— start of Provided records —

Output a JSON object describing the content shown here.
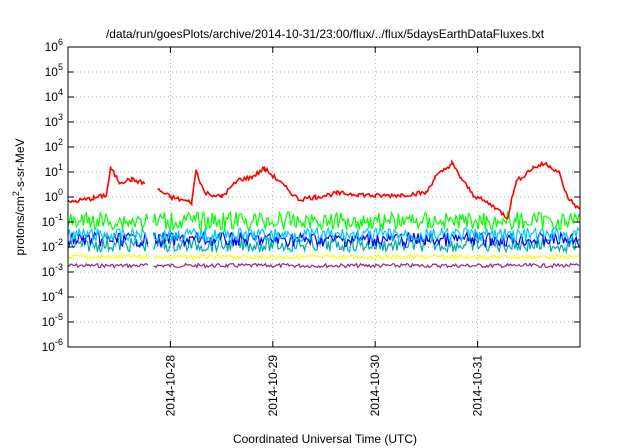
{
  "chart_data": {
    "type": "line",
    "title": "/data/run/goesPlots/archive/2014-10-31/23:00/flux/../flux/5daysEarthDataFluxes.txt",
    "xlabel": "Coordinated Universal Time (UTC)",
    "ylabel": "protons/cm²-s-sr-MeV",
    "yscale": "log",
    "ylim": [
      1e-06,
      1000000.0
    ],
    "y_tick_labels": [
      "10-6",
      "10-5",
      "10-4",
      "10-3",
      "10-2",
      "10-1",
      "100",
      "101",
      "102",
      "103",
      "104",
      "105",
      "106"
    ],
    "y_tick_base": "10",
    "y_tick_exponents": [
      "-6",
      "-5",
      "-4",
      "-3",
      "-2",
      "-1",
      "0",
      "1",
      "2",
      "3",
      "4",
      "5",
      "6"
    ],
    "xlim": [
      "2014-10-27T00:00",
      "2014-11-01T00:00"
    ],
    "x_tick_labels": [
      "2014-10-28",
      "2014-10-29",
      "2014-10-30",
      "2014-10-31"
    ],
    "grid": true,
    "legend": "none",
    "series": [
      {
        "color": "#ff0000",
        "approx_level": 1.0,
        "points": [
          [
            "2014-10-27T00",
            0.6
          ],
          [
            "2014-10-27T06",
            0.9
          ],
          [
            "2014-10-27T09",
            1.2
          ],
          [
            "2014-10-27T10",
            14
          ],
          [
            "2014-10-27T12",
            4
          ],
          [
            "2014-10-27T15",
            5
          ],
          [
            "2014-10-27T18",
            3.5
          ],
          [
            "2014-10-27T19",
            null
          ],
          [
            "2014-10-27T21",
            2
          ],
          [
            "2014-10-28T00",
            1.0
          ],
          [
            "2014-10-28T05",
            0.6
          ],
          [
            "2014-10-28T06",
            12
          ],
          [
            "2014-10-28T08",
            1.5
          ],
          [
            "2014-10-28T12",
            1.0
          ],
          [
            "2014-10-28T16",
            5
          ],
          [
            "2014-10-28T19",
            6
          ],
          [
            "2014-10-28T22",
            14
          ],
          [
            "2014-10-29T01",
            5
          ],
          [
            "2014-10-29T06",
            0.8
          ],
          [
            "2014-10-29T10",
            1.0
          ],
          [
            "2014-10-29T15",
            1.4
          ],
          [
            "2014-10-29T20",
            1.3
          ],
          [
            "2014-10-30T00",
            1.1
          ],
          [
            "2014-10-30T06",
            1.2
          ],
          [
            "2014-10-30T12",
            1.5
          ],
          [
            "2014-10-30T14",
            6
          ],
          [
            "2014-10-30T18",
            22
          ],
          [
            "2014-10-30T20",
            6
          ],
          [
            "2014-10-30T23",
            1.2
          ],
          [
            "2014-10-31T04",
            0.4
          ],
          [
            "2014-10-31T07",
            0.15
          ],
          [
            "2014-10-31T09",
            4
          ],
          [
            "2014-10-31T13",
            15
          ],
          [
            "2014-10-31T16",
            22
          ],
          [
            "2014-10-31T19",
            10
          ],
          [
            "2014-10-31T21",
            1.0
          ],
          [
            "2014-11-01T00",
            0.3
          ]
        ]
      },
      {
        "color": "#00ff00",
        "approx_level": 0.11
      },
      {
        "color": "#00c8ff",
        "approx_level": 0.03
      },
      {
        "color": "#0000ff",
        "approx_level": 0.02
      },
      {
        "color": "#00aaaa",
        "approx_level": 0.012
      },
      {
        "color": "#ffff00",
        "approx_level": 0.004
      },
      {
        "color": "#8b2a8b",
        "approx_level": 0.0018
      }
    ],
    "data_gap": [
      "2014-10-27T19",
      "2014-10-27T20"
    ]
  }
}
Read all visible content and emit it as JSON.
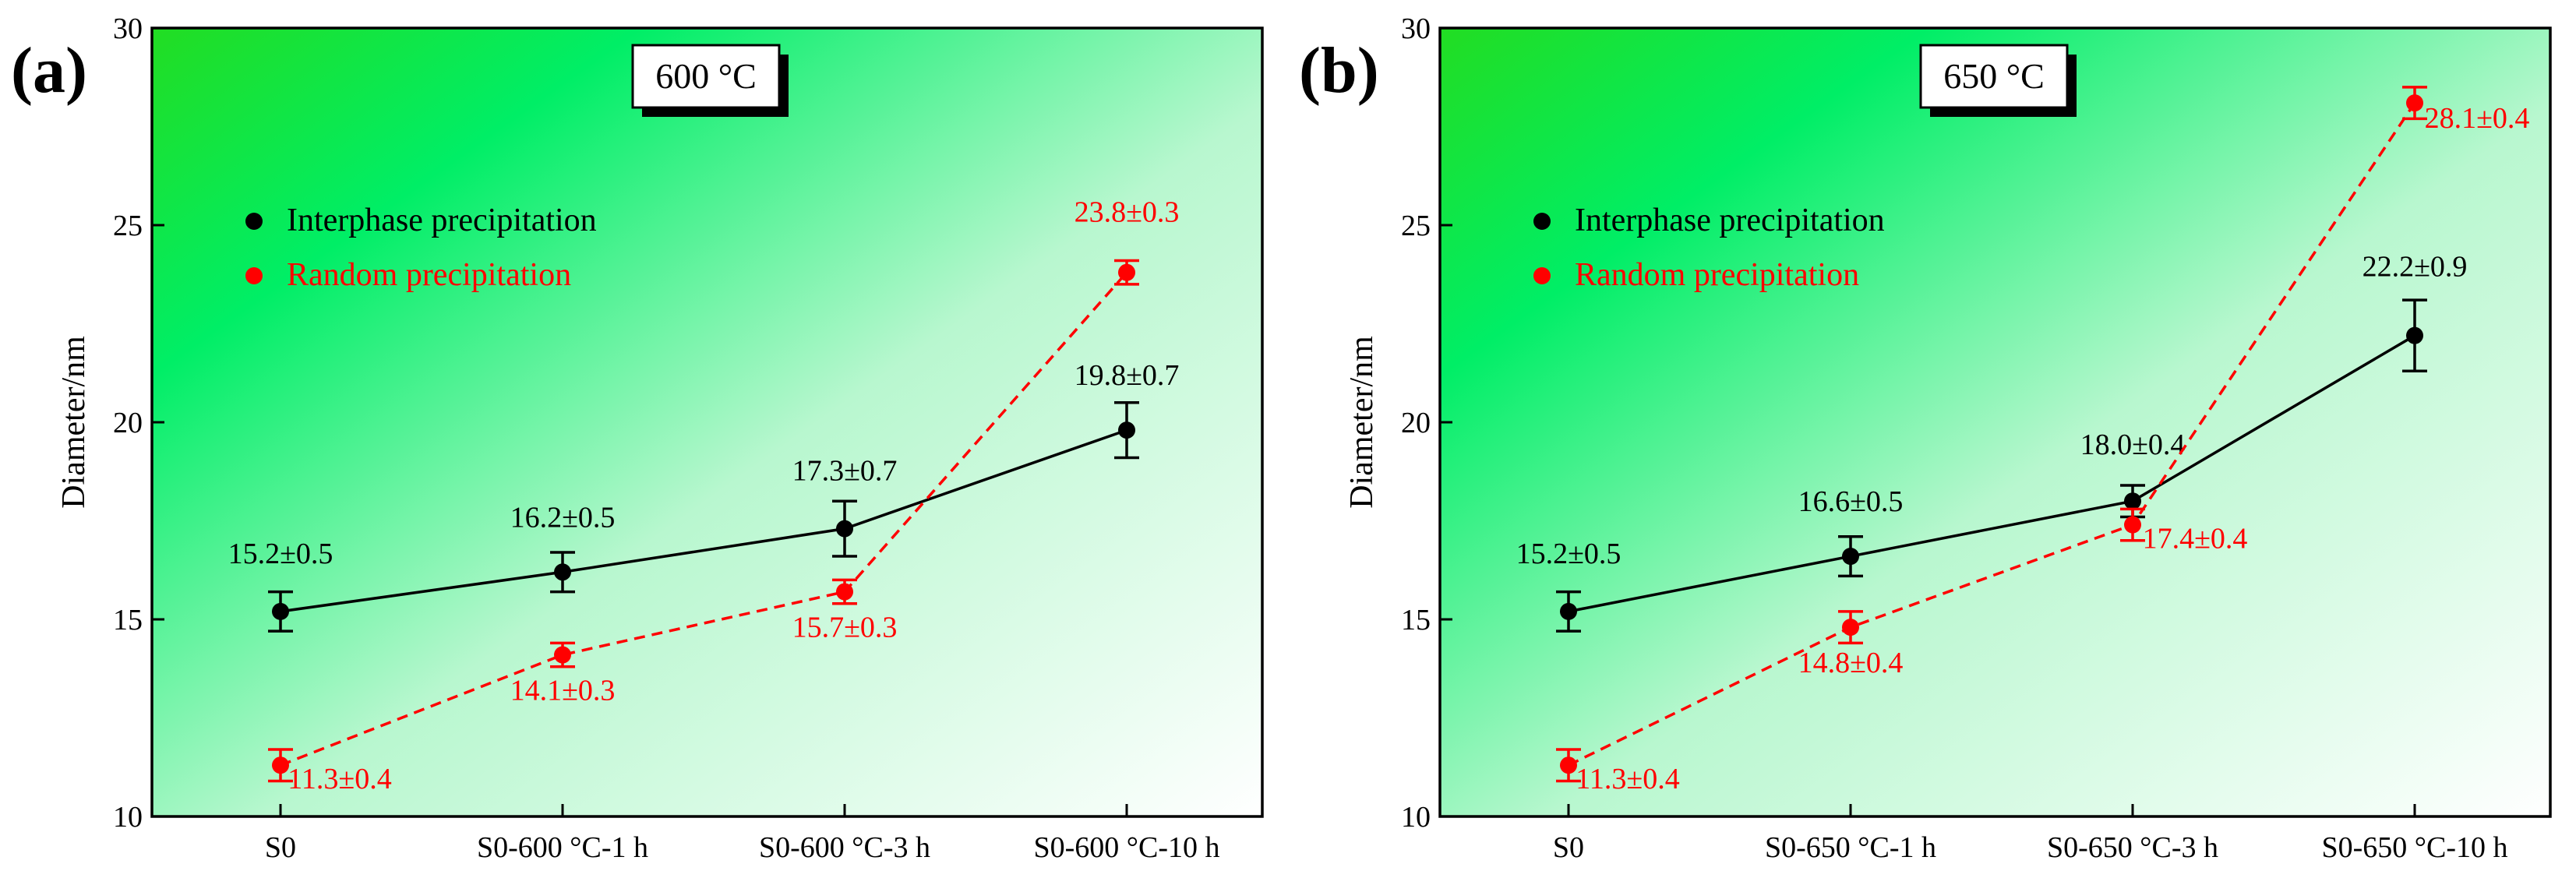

— end of Provided records —

Go through the listing above and quote it exactly, apart from its images.

§ Answer for the task:
Output a JSON object describing the content shown here.
{
  "chart_data": {
    "type": "line",
    "title": "/data/run/goesPlots/archive/2014-10-31/23:00/flux/../flux/5daysEarthDataFluxes.txt",
    "xlabel": "Coordinated Universal Time (UTC)",
    "ylabel": "protons/cm²-s-sr-MeV",
    "yscale": "log",
    "ylim": [
      1e-06,
      1000000.0
    ],
    "y_tick_labels": [
      "10-6",
      "10-5",
      "10-4",
      "10-3",
      "10-2",
      "10-1",
      "100",
      "101",
      "102",
      "103",
      "104",
      "105",
      "106"
    ],
    "y_tick_base": "10",
    "y_tick_exponents": [
      "-6",
      "-5",
      "-4",
      "-3",
      "-2",
      "-1",
      "0",
      "1",
      "2",
      "3",
      "4",
      "5",
      "6"
    ],
    "xlim": [
      "2014-10-27T00:00",
      "2014-11-01T00:00"
    ],
    "x_tick_labels": [
      "2014-10-28",
      "2014-10-29",
      "2014-10-30",
      "2014-10-31"
    ],
    "grid": true,
    "legend": "none",
    "series": [
      {
        "color": "#ff0000",
        "approx_level": 1.0,
        "points": [
          [
            "2014-10-27T00",
            0.6
          ],
          [
            "2014-10-27T06",
            0.9
          ],
          [
            "2014-10-27T09",
            1.2
          ],
          [
            "2014-10-27T10",
            14
          ],
          [
            "2014-10-27T12",
            4
          ],
          [
            "2014-10-27T15",
            5
          ],
          [
            "2014-10-27T18",
            3.5
          ],
          [
            "2014-10-27T19",
            null
          ],
          [
            "2014-10-27T21",
            2
          ],
          [
            "2014-10-28T00",
            1.0
          ],
          [
            "2014-10-28T05",
            0.6
          ],
          [
            "2014-10-28T06",
            12
          ],
          [
            "2014-10-28T08",
            1.5
          ],
          [
            "2014-10-28T12",
            1.0
          ],
          [
            "2014-10-28T16",
            5
          ],
          [
            "2014-10-28T19",
            6
          ],
          [
            "2014-10-28T22",
            14
          ],
          [
            "2014-10-29T01",
            5
          ],
          [
            "2014-10-29T06",
            0.8
          ],
          [
            "2014-10-29T10",
            1.0
          ],
          [
            "2014-10-29T15",
            1.4
          ],
          [
            "2014-10-29T20",
            1.3
          ],
          [
            "2014-10-30T00",
            1.1
          ],
          [
            "2014-10-30T06",
            1.2
          ],
          [
            "2014-10-30T12",
            1.5
          ],
          [
            "2014-10-30T14",
            6
          ],
          [
            "2014-10-30T18",
            22
          ],
          [
            "2014-10-30T20",
            6
          ],
          [
            "2014-10-30T23",
            1.2
          ],
          [
            "2014-10-31T04",
            0.4
          ],
          [
            "2014-10-31T07",
            0.15
          ],
          [
            "2014-10-31T09",
            4
          ],
          [
            "2014-10-31T13",
            15
          ],
          [
            "2014-10-31T16",
            22
          ],
          [
            "2014-10-31T19",
            10
          ],
          [
            "2014-10-31T21",
            1.0
          ],
          [
            "2014-11-01T00",
            0.3
          ]
        ]
      },
      {
        "color": "#00ff00",
        "approx_level": 0.11
      },
      {
        "color": "#00c8ff",
        "approx_level": 0.03
      },
      {
        "color": "#0000ff",
        "approx_level": 0.02
      },
      {
        "color": "#00aaaa",
        "approx_level": 0.012
      },
      {
        "color": "#ffff00",
        "approx_level": 0.004
      },
      {
        "color": "#8b2a8b",
        "approx_level": 0.0018
      }
    ],
    "data_gap": [
      "2014-10-27T19",
      "2014-10-27T20"
    ]
  }
}
Read all visible content and emit it as JSON.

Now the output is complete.